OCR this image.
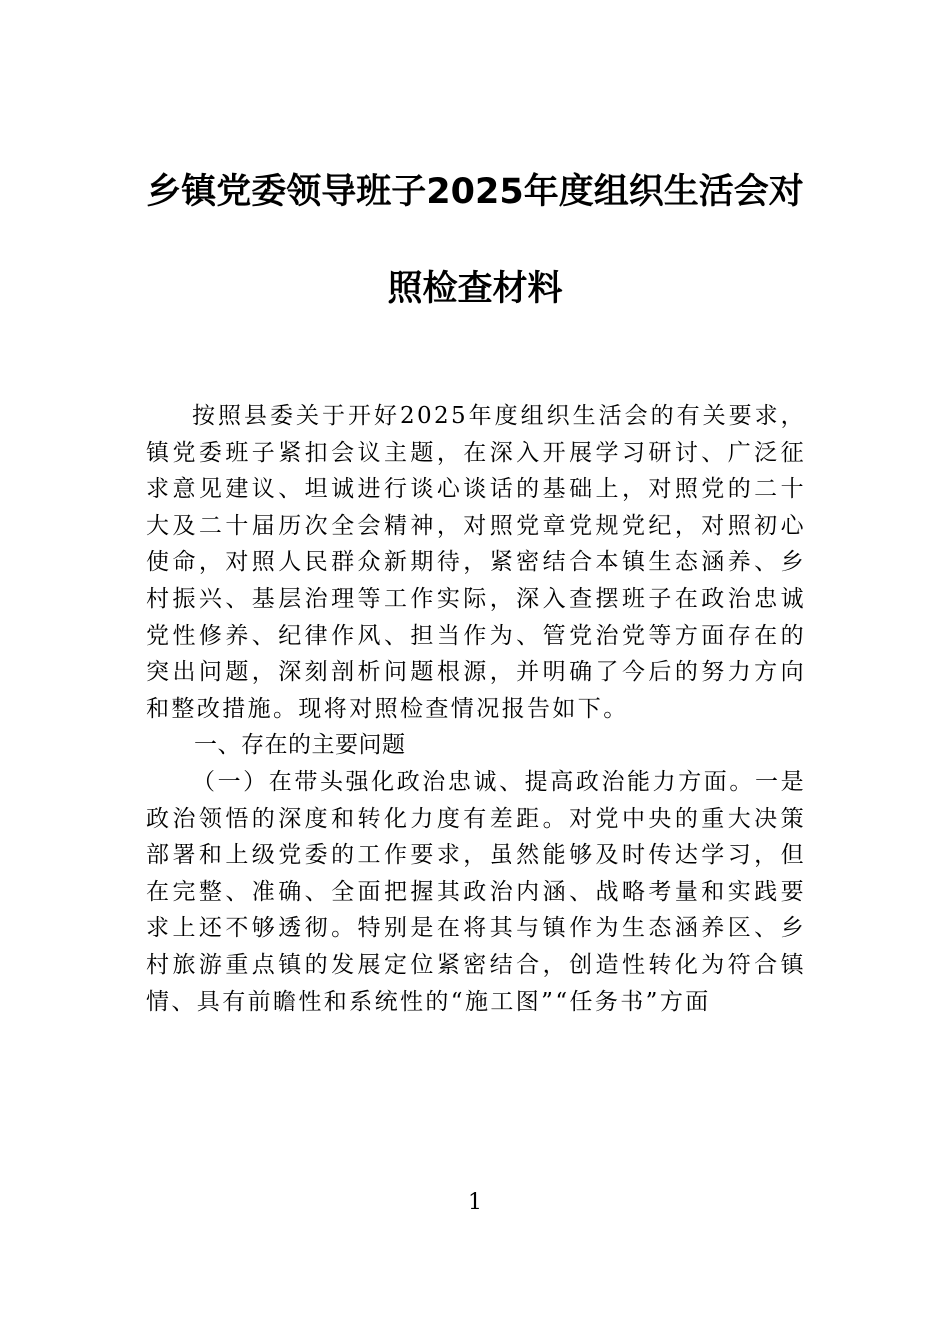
乡镇党委领导班子2025年度组织生活会对
照检查材料

按照县委关于开好2025年度组织生活会的有关要求，镇党委班子紧扣会议主题，在深入开展学习研讨、广泛征求意见建议、坦诚进行谈心谈话的基础上，对照党的二十大及二十届历次全会精神，对照党章党规党纪，对照初心使命，对照人民群众新期待，紧密结合本镇生态涵养、乡村振兴、基层治理等工作实际，深入查摆班子在政治忠诚党性修养、纪律作风、担当作为、管党治党等方面存在的突出问题，深刻剖析问题根源，并明确了今后的努力方向和整改措施。现将对照检查情况报告如下。

一、存在的主要问题

（一）在带头强化政治忠诚、提高政治能力方面。一是政治领悟的深度和转化力度有差距。对党中央的重大决策部署和上级党委的工作要求，虽然能够及时传达学习，但在完整、准确、全面把握其政治内涵、战略考量和实践要求上还不够透彻。特别是在将其与镇作为生态涵养区、乡村旅游重点镇的发展定位紧密结合，创造性转化为符合镇情、具有前瞻性和系统性的“施工图”“任务书”方面

1
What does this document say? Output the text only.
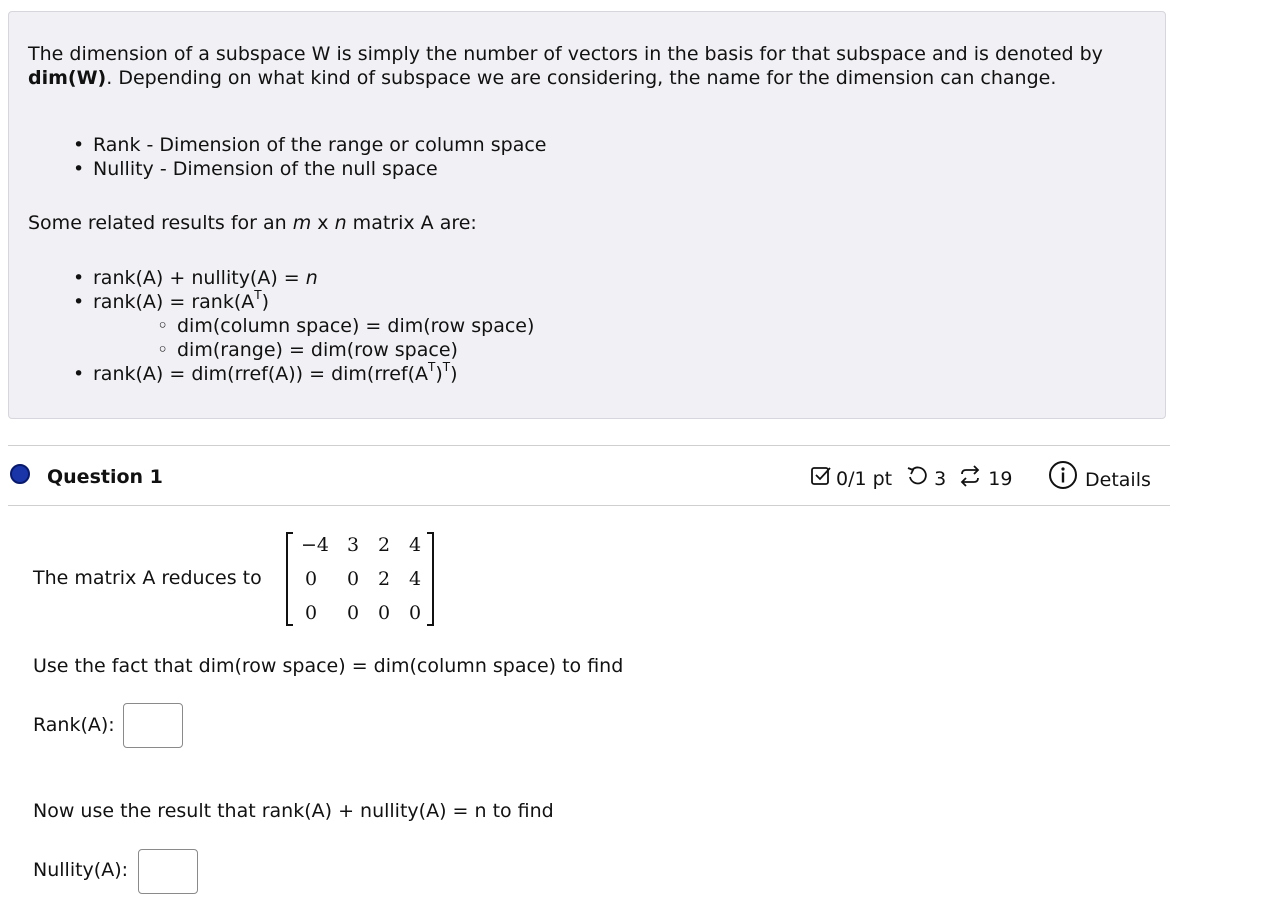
The dimension of a subspace W is simply the number of vectors in the basis for that subspace and is denoted by dim(W). Depending on what kind of subspace we are considering, the name for the dimension can change.

• Rank - Dimension of the range or column space
• Nullity - Dimension of the null space

Some related results for an m x n matrix A are:

• rank(A) + nullity(A) = n
• rank(A) = $rank(A^T)$
◦ dim(column space) = dim(row space)
◦ dim(range) = dim(row space)
• rank(A) = dim(rref(A)) = $dim(rref(A^T)^T)$
Question 1	0/1 pt 3 19	Details
The matrix A reduces to
−4 3 2 4
0	0 2 4
0	0 0 0
Use the fact that dim(row space) = dim(column space) to find
Rank(A):
Now use the result that rank(A) + nullity(A) = n to find
Nullity(A):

## [WRITTEN REQUEST]
Extract the entries in full, exactly as they are, minus the pictures.

## [RIGHT ANSWER]
OCR this image.
乡镇党委领导班子2025年度组织生活会对
照检查材料

按照县委关于开好2025年度组织生活会的有关要求，镇党委班子紧扣会议主题，在深入开展学习研讨、广泛征求意见建议、坦诚进行谈心谈话的基础上，对照党的二十大及二十届历次全会精神，对照党章党规党纪，对照初心使命，对照人民群众新期待，紧密结合本镇生态涵养、乡村振兴、基层治理等工作实际，深入查摆班子在政治忠诚党性修养、纪律作风、担当作为、管党治党等方面存在的突出问题，深刻剖析问题根源，并明确了今后的努力方向和整改措施。现将对照检查情况报告如下。

一、存在的主要问题

（一）在带头强化政治忠诚、提高政治能力方面。一是政治领悟的深度和转化力度有差距。对党中央的重大决策部署和上级党委的工作要求，虽然能够及时传达学习，但在完整、准确、全面把握其政治内涵、战略考量和实践要求上还不够透彻。特别是在将其与镇作为生态涵养区、乡村旅游重点镇的发展定位紧密结合，创造性转化为符合镇情、具有前瞻性和系统性的“施工图”“任务书”方面

1
What does this document say? Output the text only.
The dimension of a subspace W is simply the number of vectors in the basis for that subspace and is denoted by dim(W). Depending on what kind of subspace we are considering, the name for the dimension can change.

• Rank - Dimension of the range or column space
• Nullity - Dimension of the null space

Some related results for an m x n matrix A are:

• rank(A) + nullity(A) = n
• rank(A) = $rank(A^T)$
◦ dim(column space) = dim(row space)
◦ dim(range) = dim(row space)
• rank(A) = dim(rref(A)) = $dim(rref(A^T)^T)$
Question 1	0/1 pt 3 19	Details
The matrix A reduces to
−4 3 2 4
0	0 2 4
0	0 0 0
Use the fact that dim(row space) = dim(column space) to find
Rank(A):
Now use the result that rank(A) + nullity(A) = n to find
Nullity(A):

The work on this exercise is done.